Records for the exercise »
-- BEGIN --
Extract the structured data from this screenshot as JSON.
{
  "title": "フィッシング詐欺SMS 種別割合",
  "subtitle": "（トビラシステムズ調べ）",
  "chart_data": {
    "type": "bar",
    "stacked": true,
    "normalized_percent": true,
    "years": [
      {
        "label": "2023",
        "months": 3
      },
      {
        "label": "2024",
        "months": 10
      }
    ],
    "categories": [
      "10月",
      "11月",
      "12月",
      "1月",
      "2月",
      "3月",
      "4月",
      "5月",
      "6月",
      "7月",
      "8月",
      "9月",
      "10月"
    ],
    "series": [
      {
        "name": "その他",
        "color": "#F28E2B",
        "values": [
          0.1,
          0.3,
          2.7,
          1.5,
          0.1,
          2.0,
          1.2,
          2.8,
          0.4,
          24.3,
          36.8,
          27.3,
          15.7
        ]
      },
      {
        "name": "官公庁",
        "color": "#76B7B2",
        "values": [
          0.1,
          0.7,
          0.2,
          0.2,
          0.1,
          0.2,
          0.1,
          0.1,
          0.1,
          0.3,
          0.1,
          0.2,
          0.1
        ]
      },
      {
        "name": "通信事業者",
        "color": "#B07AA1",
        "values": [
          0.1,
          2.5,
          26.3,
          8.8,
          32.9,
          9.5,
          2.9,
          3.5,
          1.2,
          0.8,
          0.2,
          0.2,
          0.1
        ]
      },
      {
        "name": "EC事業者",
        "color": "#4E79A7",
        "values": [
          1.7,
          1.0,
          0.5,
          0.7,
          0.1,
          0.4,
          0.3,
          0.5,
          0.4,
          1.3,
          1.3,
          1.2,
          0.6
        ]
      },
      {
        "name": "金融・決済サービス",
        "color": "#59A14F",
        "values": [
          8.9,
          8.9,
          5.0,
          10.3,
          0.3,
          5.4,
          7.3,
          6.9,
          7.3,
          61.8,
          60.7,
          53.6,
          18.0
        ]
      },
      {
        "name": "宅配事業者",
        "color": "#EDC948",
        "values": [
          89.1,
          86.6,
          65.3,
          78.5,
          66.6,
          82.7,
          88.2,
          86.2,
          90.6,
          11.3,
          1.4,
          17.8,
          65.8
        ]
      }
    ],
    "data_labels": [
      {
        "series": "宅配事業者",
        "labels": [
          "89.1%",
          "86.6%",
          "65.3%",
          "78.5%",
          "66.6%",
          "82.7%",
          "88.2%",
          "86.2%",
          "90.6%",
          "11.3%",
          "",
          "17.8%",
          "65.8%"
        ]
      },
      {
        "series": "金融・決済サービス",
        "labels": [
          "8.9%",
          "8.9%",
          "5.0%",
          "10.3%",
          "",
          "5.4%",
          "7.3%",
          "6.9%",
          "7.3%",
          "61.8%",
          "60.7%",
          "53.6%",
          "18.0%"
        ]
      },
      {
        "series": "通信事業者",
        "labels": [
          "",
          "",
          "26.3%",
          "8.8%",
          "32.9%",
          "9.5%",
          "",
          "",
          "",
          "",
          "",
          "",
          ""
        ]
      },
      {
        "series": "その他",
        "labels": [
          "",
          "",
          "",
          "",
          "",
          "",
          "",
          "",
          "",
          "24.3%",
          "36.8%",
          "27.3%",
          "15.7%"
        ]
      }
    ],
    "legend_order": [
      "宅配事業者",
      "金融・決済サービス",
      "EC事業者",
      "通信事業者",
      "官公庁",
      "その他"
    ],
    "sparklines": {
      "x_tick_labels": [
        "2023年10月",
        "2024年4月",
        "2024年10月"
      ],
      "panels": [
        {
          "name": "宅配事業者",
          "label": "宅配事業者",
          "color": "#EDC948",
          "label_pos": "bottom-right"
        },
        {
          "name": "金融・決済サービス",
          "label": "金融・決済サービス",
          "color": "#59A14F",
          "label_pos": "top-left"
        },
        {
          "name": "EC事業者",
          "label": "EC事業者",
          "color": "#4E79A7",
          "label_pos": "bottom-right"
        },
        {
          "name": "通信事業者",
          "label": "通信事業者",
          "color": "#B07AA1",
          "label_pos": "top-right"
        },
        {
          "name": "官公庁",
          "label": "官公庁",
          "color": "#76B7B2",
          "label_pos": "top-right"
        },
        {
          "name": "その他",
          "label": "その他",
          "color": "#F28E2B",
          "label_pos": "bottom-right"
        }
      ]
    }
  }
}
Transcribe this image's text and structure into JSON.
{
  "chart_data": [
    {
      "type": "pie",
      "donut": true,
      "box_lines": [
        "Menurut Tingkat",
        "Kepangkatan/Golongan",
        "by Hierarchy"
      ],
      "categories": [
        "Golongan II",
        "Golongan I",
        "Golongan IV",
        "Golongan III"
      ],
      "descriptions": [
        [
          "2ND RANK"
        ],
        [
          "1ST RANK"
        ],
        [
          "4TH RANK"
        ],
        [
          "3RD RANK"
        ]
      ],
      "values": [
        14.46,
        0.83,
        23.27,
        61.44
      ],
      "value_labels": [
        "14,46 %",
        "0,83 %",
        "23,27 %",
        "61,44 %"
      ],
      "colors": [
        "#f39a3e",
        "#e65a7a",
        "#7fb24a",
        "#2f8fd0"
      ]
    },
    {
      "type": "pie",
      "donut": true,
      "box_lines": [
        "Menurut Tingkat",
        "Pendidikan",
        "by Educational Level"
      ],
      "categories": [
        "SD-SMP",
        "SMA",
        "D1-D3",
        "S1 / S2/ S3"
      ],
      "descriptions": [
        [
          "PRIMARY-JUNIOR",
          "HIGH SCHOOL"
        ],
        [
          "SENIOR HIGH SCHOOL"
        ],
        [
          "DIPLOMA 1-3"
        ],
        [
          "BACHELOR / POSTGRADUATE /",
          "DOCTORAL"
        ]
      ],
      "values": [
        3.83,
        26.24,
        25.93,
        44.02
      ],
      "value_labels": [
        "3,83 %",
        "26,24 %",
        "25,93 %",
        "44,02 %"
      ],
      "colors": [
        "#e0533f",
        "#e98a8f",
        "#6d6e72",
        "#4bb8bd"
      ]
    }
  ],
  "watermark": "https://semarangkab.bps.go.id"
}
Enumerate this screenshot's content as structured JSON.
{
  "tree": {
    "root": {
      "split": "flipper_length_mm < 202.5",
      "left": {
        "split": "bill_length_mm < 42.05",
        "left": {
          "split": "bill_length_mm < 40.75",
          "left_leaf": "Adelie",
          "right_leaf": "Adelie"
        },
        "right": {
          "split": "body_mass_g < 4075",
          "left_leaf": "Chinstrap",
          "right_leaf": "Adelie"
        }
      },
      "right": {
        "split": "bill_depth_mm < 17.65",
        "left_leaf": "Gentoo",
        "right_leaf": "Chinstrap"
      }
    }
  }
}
-- END --
Work to be completed »
Write out the whole listing again. Match it word for word.

The output »
Extract the structured data from this screenshot as JSON.
{
  "title": "フィッシング詐欺SMS 種別割合",
  "subtitle": "（トビラシステムズ調べ）",
  "chart_data": {
    "type": "bar",
    "stacked": true,
    "normalized_percent": true,
    "years": [
      {
        "label": "2023",
        "months": 3
      },
      {
        "label": "2024",
        "months": 10
      }
    ],
    "categories": [
      "10月",
      "11月",
      "12月",
      "1月",
      "2月",
      "3月",
      "4月",
      "5月",
      "6月",
      "7月",
      "8月",
      "9月",
      "10月"
    ],
    "series": [
      {
        "name": "その他",
        "color": "#F28E2B",
        "values": [
          0.1,
          0.3,
          2.7,
          1.5,
          0.1,
          2.0,
          1.2,
          2.8,
          0.4,
          24.3,
          36.8,
          27.3,
          15.7
        ]
      },
      {
        "name": "官公庁",
        "color": "#76B7B2",
        "values": [
          0.1,
          0.7,
          0.2,
          0.2,
          0.1,
          0.2,
          0.1,
          0.1,
          0.1,
          0.3,
          0.1,
          0.2,
          0.1
        ]
      },
      {
        "name": "通信事業者",
        "color": "#B07AA1",
        "values": [
          0.1,
          2.5,
          26.3,
          8.8,
          32.9,
          9.5,
          2.9,
          3.5,
          1.2,
          0.8,
          0.2,
          0.2,
          0.1
        ]
      },
      {
        "name": "EC事業者",
        "color": "#4E79A7",
        "values": [
          1.7,
          1.0,
          0.5,
          0.7,
          0.1,
          0.4,
          0.3,
          0.5,
          0.4,
          1.3,
          1.3,
          1.2,
          0.6
        ]
      },
      {
        "name": "金融・決済サービス",
        "color": "#59A14F",
        "values": [
          8.9,
          8.9,
          5.0,
          10.3,
          0.3,
          5.4,
          7.3,
          6.9,
          7.3,
          61.8,
          60.7,
          53.6,
          18.0
        ]
      },
      {
        "name": "宅配事業者",
        "color": "#EDC948",
        "values": [
          89.1,
          86.6,
          65.3,
          78.5,
          66.6,
          82.7,
          88.2,
          86.2,
          90.6,
          11.3,
          1.4,
          17.8,
          65.8
        ]
      }
    ],
    "data_labels": [
      {
        "series": "宅配事業者",
        "labels": [
          "89.1%",
          "86.6%",
          "65.3%",
          "78.5%",
          "66.6%",
          "82.7%",
          "88.2%",
          "86.2%",
          "90.6%",
          "11.3%",
          "",
          "17.8%",
          "65.8%"
        ]
      },
      {
        "series": "金融・決済サービス",
        "labels": [
          "8.9%",
          "8.9%",
          "5.0%",
          "10.3%",
          "",
          "5.4%",
          "7.3%",
          "6.9%",
          "7.3%",
          "61.8%",
          "60.7%",
          "53.6%",
          "18.0%"
        ]
      },
      {
        "series": "通信事業者",
        "labels": [
          "",
          "",
          "26.3%",
          "8.8%",
          "32.9%",
          "9.5%",
          "",
          "",
          "",
          "",
          "",
          "",
          ""
        ]
      },
      {
        "series": "その他",
        "labels": [
          "",
          "",
          "",
          "",
          "",
          "",
          "",
          "",
          "",
          "24.3%",
          "36.8%",
          "27.3%",
          "15.7%"
        ]
      }
    ],
    "legend_order": [
      "宅配事業者",
      "金融・決済サービス",
      "EC事業者",
      "通信事業者",
      "官公庁",
      "その他"
    ],
    "sparklines": {
      "x_tick_labels": [
        "2023年10月",
        "2024年4月",
        "2024年10月"
      ],
      "panels": [
        {
          "name": "宅配事業者",
          "label": "宅配事業者",
          "color": "#EDC948",
          "label_pos": "bottom-right"
        },
        {
          "name": "金融・決済サービス",
          "label": "金融・決済サービス",
          "color": "#59A14F",
          "label_pos": "top-left"
        },
        {
          "name": "EC事業者",
          "label": "EC事業者",
          "color": "#4E79A7",
          "label_pos": "bottom-right"
        },
        {
          "name": "通信事業者",
          "label": "通信事業者",
          "color": "#B07AA1",
          "label_pos": "top-right"
        },
        {
          "name": "官公庁",
          "label": "官公庁",
          "color": "#76B7B2",
          "label_pos": "top-right"
        },
        {
          "name": "その他",
          "label": "その他",
          "color": "#F28E2B",
          "label_pos": "bottom-right"
        }
      ]
    }
  }
}
Transcribe this image's text and structure into JSON.
{
  "chart_data": [
    {
      "type": "pie",
      "donut": true,
      "box_lines": [
        "Menurut Tingkat",
        "Kepangkatan/Golongan",
        "by Hierarchy"
      ],
      "categories": [
        "Golongan II",
        "Golongan I",
        "Golongan IV",
        "Golongan III"
      ],
      "descriptions": [
        [
          "2ND RANK"
        ],
        [
          "1ST RANK"
        ],
        [
          "4TH RANK"
        ],
        [
          "3RD RANK"
        ]
      ],
      "values": [
        14.46,
        0.83,
        23.27,
        61.44
      ],
      "value_labels": [
        "14,46 %",
        "0,83 %",
        "23,27 %",
        "61,44 %"
      ],
      "colors": [
        "#f39a3e",
        "#e65a7a",
        "#7fb24a",
        "#2f8fd0"
      ]
    },
    {
      "type": "pie",
      "donut": true,
      "box_lines": [
        "Menurut Tingkat",
        "Pendidikan",
        "by Educational Level"
      ],
      "categories": [
        "SD-SMP",
        "SMA",
        "D1-D3",
        "S1 / S2/ S3"
      ],
      "descriptions": [
        [
          "PRIMARY-JUNIOR",
          "HIGH SCHOOL"
        ],
        [
          "SENIOR HIGH SCHOOL"
        ],
        [
          "DIPLOMA 1-3"
        ],
        [
          "BACHELOR / POSTGRADUATE /",
          "DOCTORAL"
        ]
      ],
      "values": [
        3.83,
        26.24,
        25.93,
        44.02
      ],
      "value_labels": [
        "3,83 %",
        "26,24 %",
        "25,93 %",
        "44,02 %"
      ],
      "colors": [
        "#e0533f",
        "#e98a8f",
        "#6d6e72",
        "#4bb8bd"
      ]
    }
  ],
  "watermark": "https://semarangkab.bps.go.id"
}
Enumerate this screenshot's content as structured JSON.
{
  "tree": {
    "root": {
      "split": "flipper_length_mm < 202.5",
      "left": {
        "split": "bill_length_mm < 42.05",
        "left": {
          "split": "bill_length_mm < 40.75",
          "left_leaf": "Adelie",
          "right_leaf": "Adelie"
        },
        "right": {
          "split": "body_mass_g < 4075",
          "left_leaf": "Chinstrap",
          "right_leaf": "Adelie"
        }
      },
      "right": {
        "split": "bill_depth_mm < 17.65",
        "left_leaf": "Gentoo",
        "right_leaf": "Chinstrap"
      }
    }
  }
}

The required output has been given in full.